* Begin Stored rows *
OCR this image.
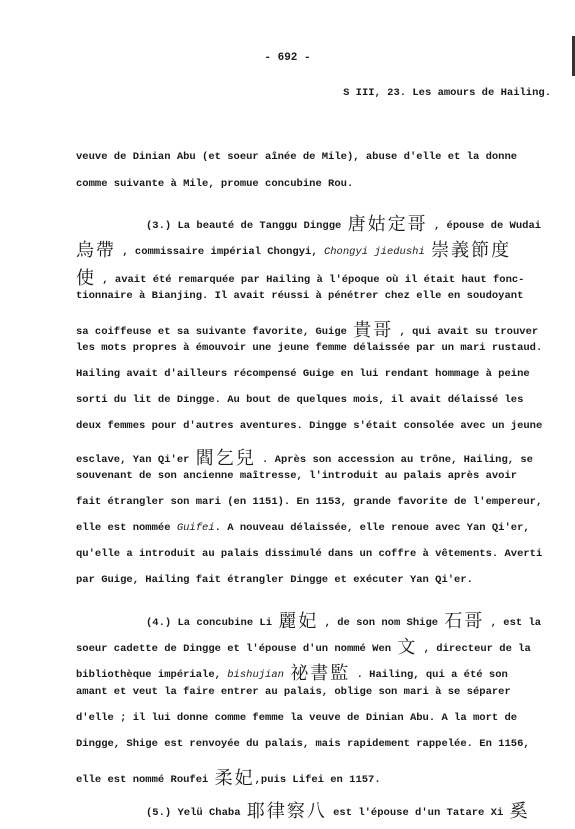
- 692 -
S III, 23. Les amours de Hailing.
veuve de Dinian Abu (et soeur aînée de Mile), abuse d'elle et la donne
comme suivante à Mile, promue concubine Rou.
(3.) La beauté de Tanggu Dingge 唐姑定哥 , épouse de Wudai
烏帶 , commissaire impérial Chongyi, Chongyi jiedushi 崇義節度
使 , avait été remarquée par Hailing à l'époque où il était haut fonc-
tionnaire à Bianjing. Il avait réussi à pénétrer chez elle en soudoyant
sa coiffeuse et sa suivante favorite, Guige 貴哥 , qui avait su trouver
les mots propres à émouvoir une jeune femme délaissée par un mari rustaud.
Hailing avait d'ailleurs récompensé Guige en lui rendant hommage à peine
sorti du lit de Dingge. Au bout de quelques mois, il avait délaissé les
deux femmes pour d'autres aventures. Dingge s'était consolée avec un jeune
esclave, Yan Qi'er 閻乞兒 . Après son accession au trône, Hailing, se
souvenant de son ancienne maîtresse, l'introduit au palais après avoir
fait étrangler son mari (en 1151). En 1153, grande favorite de l'empereur,
elle est nommée Guifei. A nouveau délaissée, elle renoue avec Yan Qi'er,
qu'elle a introduit au palais dissimulé dans un coffre à vêtements. Averti
par Guige, Hailing fait étrangler Dingge et exécuter Yan Qi'er.
(4.) La concubine Li 麗妃 , de son nom Shige 石哥 , est la
soeur cadette de Dingge et l'épouse d'un nommé Wen 文 , directeur de la
bibliothèque impériale, bishujian 祕書監 . Hailing, qui a été son
amant et veut la faire entrer au palais, oblige son mari à se séparer
d'elle ; il lui donne comme femme la veuve de Dinian Abu. A la mort de
Dingge, Shige est renvoyée du palais, mais rapidement rappelée. En 1156,
elle est nommé Roufei 柔妃,puis Lifei en 1157.
(5.) Yelü Chaba 耶律察八 est l'épouse d'un Tatare Xi 奚
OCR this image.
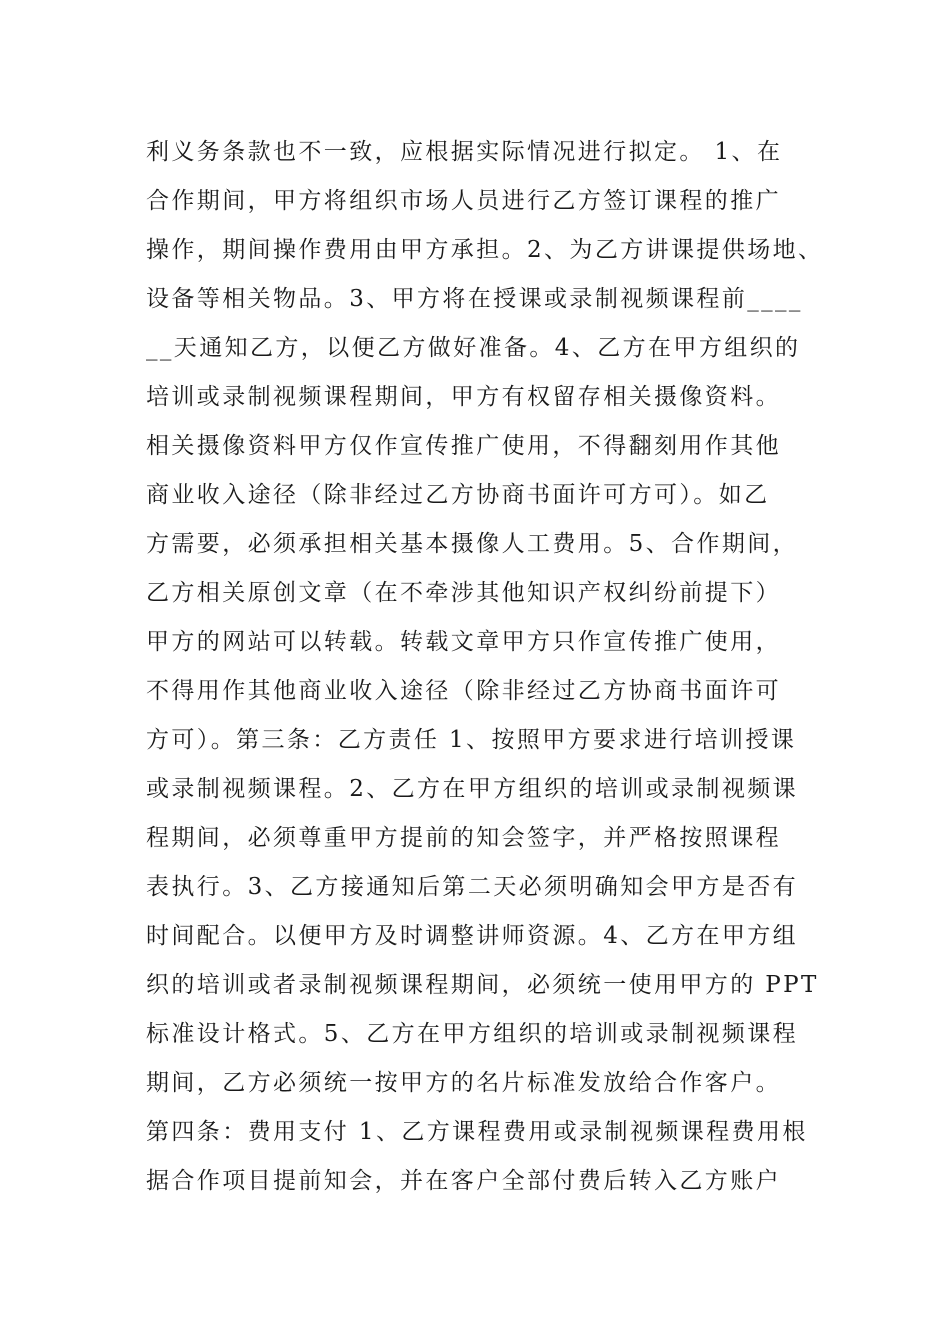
利义务条款也不一致，应根据实际情况进行拟定。 1、在
合作期间，甲方将组织市场人员进行乙方签订课程的推广
操作，期间操作费用由甲方承担。2、为乙方讲课提供场地、
设备等相关物品。3、甲方将在授课或录制视频课程前____
__天通知乙方，以便乙方做好准备。4、乙方在甲方组织的
培训或录制视频课程期间，甲方有权留存相关摄像资料。
相关摄像资料甲方仅作宣传推广使用，不得翻刻用作其他
商业收入途径（除非经过乙方协商书面许可方可）。如乙
方需要，必须承担相关基本摄像人工费用。5、合作期间，
乙方相关原创文章（在不牵涉其他知识产权纠纷前提下）
甲方的网站可以转载。转载文章甲方只作宣传推广使用，
不得用作其他商业收入途径（除非经过乙方协商书面许可
方可）。第三条：乙方责任 1、按照甲方要求进行培训授课
或录制视频课程。2、乙方在甲方组织的培训或录制视频课
程期间，必须尊重甲方提前的知会签字，并严格按照课程
表执行。3、乙方接通知后第二天必须明确知会甲方是否有
时间配合。以便甲方及时调整讲师资源。4、乙方在甲方组
织的培训或者录制视频课程期间，必须统一使用甲方的 PPT
标准设计格式。5、乙方在甲方组织的培训或录制视频课程
期间，乙方必须统一按甲方的名片标准发放给合作客户。
第四条：费用支付 1、乙方课程费用或录制视频课程费用根
据合作项目提前知会，并在客户全部付费后转入乙方账户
* End Stored rows *
Job: Pictures don't belong in the copy. Restate all the entries exactly.

Response:
OCR this image.
- 692 -
S III, 23. Les amours de Hailing.
veuve de Dinian Abu (et soeur aînée de Mile), abuse d'elle et la donne
comme suivante à Mile, promue concubine Rou.
(3.) La beauté de Tanggu Dingge 唐姑定哥 , épouse de Wudai
烏帶 , commissaire impérial Chongyi, Chongyi jiedushi 崇義節度
使 , avait été remarquée par Hailing à l'époque où il était haut fonc-
tionnaire à Bianjing. Il avait réussi à pénétrer chez elle en soudoyant
sa coiffeuse et sa suivante favorite, Guige 貴哥 , qui avait su trouver
les mots propres à émouvoir une jeune femme délaissée par un mari rustaud.
Hailing avait d'ailleurs récompensé Guige en lui rendant hommage à peine
sorti du lit de Dingge. Au bout de quelques mois, il avait délaissé les
deux femmes pour d'autres aventures. Dingge s'était consolée avec un jeune
esclave, Yan Qi'er 閻乞兒 . Après son accession au trône, Hailing, se
souvenant de son ancienne maîtresse, l'introduit au palais après avoir
fait étrangler son mari (en 1151). En 1153, grande favorite de l'empereur,
elle est nommée Guifei. A nouveau délaissée, elle renoue avec Yan Qi'er,
qu'elle a introduit au palais dissimulé dans un coffre à vêtements. Averti
par Guige, Hailing fait étrangler Dingge et exécuter Yan Qi'er.
(4.) La concubine Li 麗妃 , de son nom Shige 石哥 , est la
soeur cadette de Dingge et l'épouse d'un nommé Wen 文 , directeur de la
bibliothèque impériale, bishujian 祕書監 . Hailing, qui a été son
amant et veut la faire entrer au palais, oblige son mari à se séparer
d'elle ; il lui donne comme femme la veuve de Dinian Abu. A la mort de
Dingge, Shige est renvoyée du palais, mais rapidement rappelée. En 1156,
elle est nommé Roufei 柔妃,puis Lifei en 1157.
(5.) Yelü Chaba 耶律察八 est l'épouse d'un Tatare Xi 奚
OCR this image.
利义务条款也不一致，应根据实际情况进行拟定。 1、在
合作期间，甲方将组织市场人员进行乙方签订课程的推广
操作，期间操作费用由甲方承担。2、为乙方讲课提供场地、
设备等相关物品。3、甲方将在授课或录制视频课程前____
__天通知乙方，以便乙方做好准备。4、乙方在甲方组织的
培训或录制视频课程期间，甲方有权留存相关摄像资料。
相关摄像资料甲方仅作宣传推广使用，不得翻刻用作其他
商业收入途径（除非经过乙方协商书面许可方可）。如乙
方需要，必须承担相关基本摄像人工费用。5、合作期间，
乙方相关原创文章（在不牵涉其他知识产权纠纷前提下）
甲方的网站可以转载。转载文章甲方只作宣传推广使用，
不得用作其他商业收入途径（除非经过乙方协商书面许可
方可）。第三条：乙方责任 1、按照甲方要求进行培训授课
或录制视频课程。2、乙方在甲方组织的培训或录制视频课
程期间，必须尊重甲方提前的知会签字，并严格按照课程
表执行。3、乙方接通知后第二天必须明确知会甲方是否有
时间配合。以便甲方及时调整讲师资源。4、乙方在甲方组
织的培训或者录制视频课程期间，必须统一使用甲方的 PPT
标准设计格式。5、乙方在甲方组织的培训或录制视频课程
期间，乙方必须统一按甲方的名片标准发放给合作客户。
第四条：费用支付 1、乙方课程费用或录制视频课程费用根
据合作项目提前知会，并在客户全部付费后转入乙方账户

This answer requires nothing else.